→ **PROBLEM STATEMENT**
Keep the pictures out of the copy and print all the entries below exactly.
★ ★ ★ ★ ★
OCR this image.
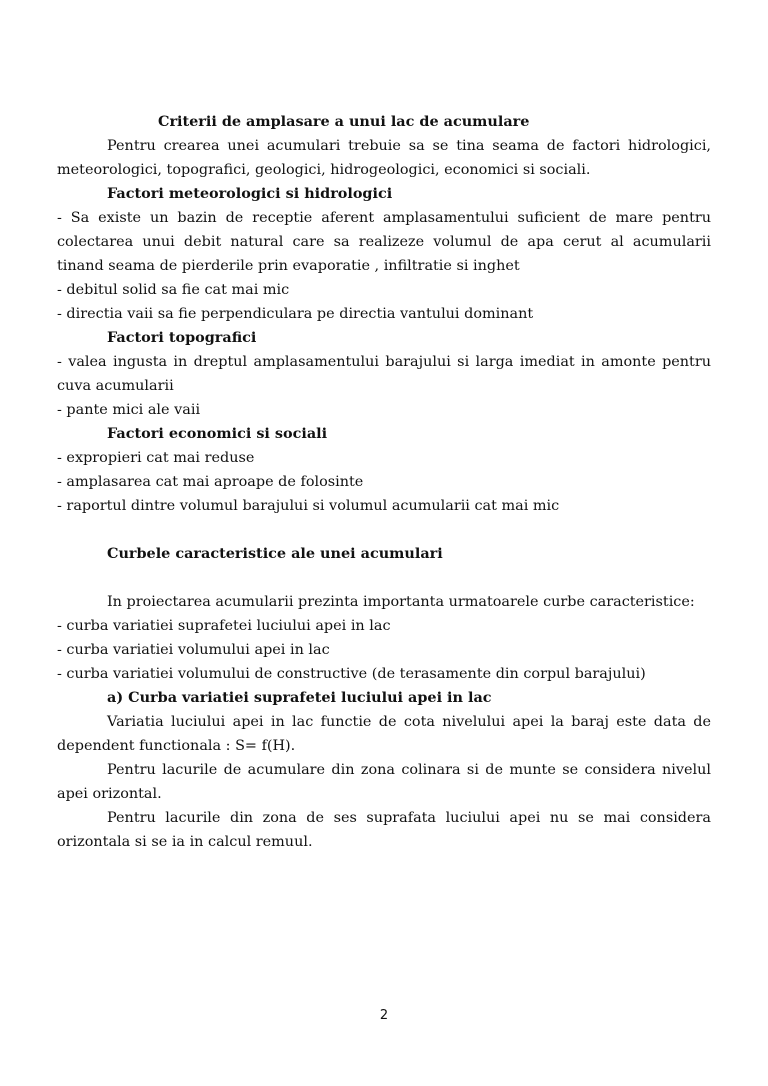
Criterii de amplasare a unui lac de acumulare
Pentru crearea unei acumulari trebuie sa se tina seama de factori hidrologici,
meteorologici, topografici, geologici, hidrogeologici, economici si sociali.
Factori meteorologici si hidrologici
- Sa existe un bazin de receptie aferent amplasamentului suficient de mare pentru
colectarea unui debit natural care sa realizeze volumul de apa cerut al acumularii
tinand seama de pierderile prin evaporatie , infiltratie si inghet
- debitul solid sa fie cat mai mic
- directia vaii sa fie perpendiculara pe directia vantului dominant
Factori topografici
- valea ingusta in dreptul amplasamentului barajului si larga imediat in amonte pentru
cuva acumularii
- pante mici ale vaii
Factori economici si sociali
- expropieri cat mai reduse
- amplasarea cat mai aproape de folosinte
- raportul dintre volumul barajului si volumul acumularii cat mai mic
Curbele caracteristice ale unei acumulari
In proiectarea acumularii prezinta importanta urmatoarele curbe caracteristice:
- curba variatiei suprafetei luciului apei in lac
- curba variatiei volumului apei in lac
- curba variatiei volumului de constructive (de terasamente din corpul barajului)
a) Curba variatiei suprafetei luciului apei in lac
Variatia luciului apei in lac functie de cota nivelului apei la baraj este data de
dependent functionala : S= f(H).
Pentru lacurile de acumulare din zona colinara si de munte se considera nivelul
apei orizontal.
Pentru lacurile din zona de ses suprafata luciului apei nu se mai considera
orizontala si se ia in calcul remuul.
2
★ ★ ★ ★ ★
→ **FINAL RESULT**
OCR this image.
Criterii de amplasare a unui lac de acumulare
Pentru crearea unei acumulari trebuie sa se tina seama de factori hidrologici,
meteorologici, topografici, geologici, hidrogeologici, economici si sociali.
Factori meteorologici si hidrologici
- Sa existe un bazin de receptie aferent amplasamentului suficient de mare pentru
colectarea unui debit natural care sa realizeze volumul de apa cerut al acumularii
tinand seama de pierderile prin evaporatie , infiltratie si inghet
- debitul solid sa fie cat mai mic
- directia vaii sa fie perpendiculara pe directia vantului dominant
Factori topografici
- valea ingusta in dreptul amplasamentului barajului si larga imediat in amonte pentru
cuva acumularii
- pante mici ale vaii
Factori economici si sociali
- expropieri cat mai reduse
- amplasarea cat mai aproape de folosinte
- raportul dintre volumul barajului si volumul acumularii cat mai mic
Curbele caracteristice ale unei acumulari
In proiectarea acumularii prezinta importanta urmatoarele curbe caracteristice:
- curba variatiei suprafetei luciului apei in lac
- curba variatiei volumului apei in lac
- curba variatiei volumului de constructive (de terasamente din corpul barajului)
a) Curba variatiei suprafetei luciului apei in lac
Variatia luciului apei in lac functie de cota nivelului apei la baraj este data de
dependent functionala : S= f(H).
Pentru lacurile de acumulare din zona colinara si de munte se considera nivelul
apei orizontal.
Pentru lacurile din zona de ses suprafata luciului apei nu se mai considera
orizontala si se ia in calcul remuul.
2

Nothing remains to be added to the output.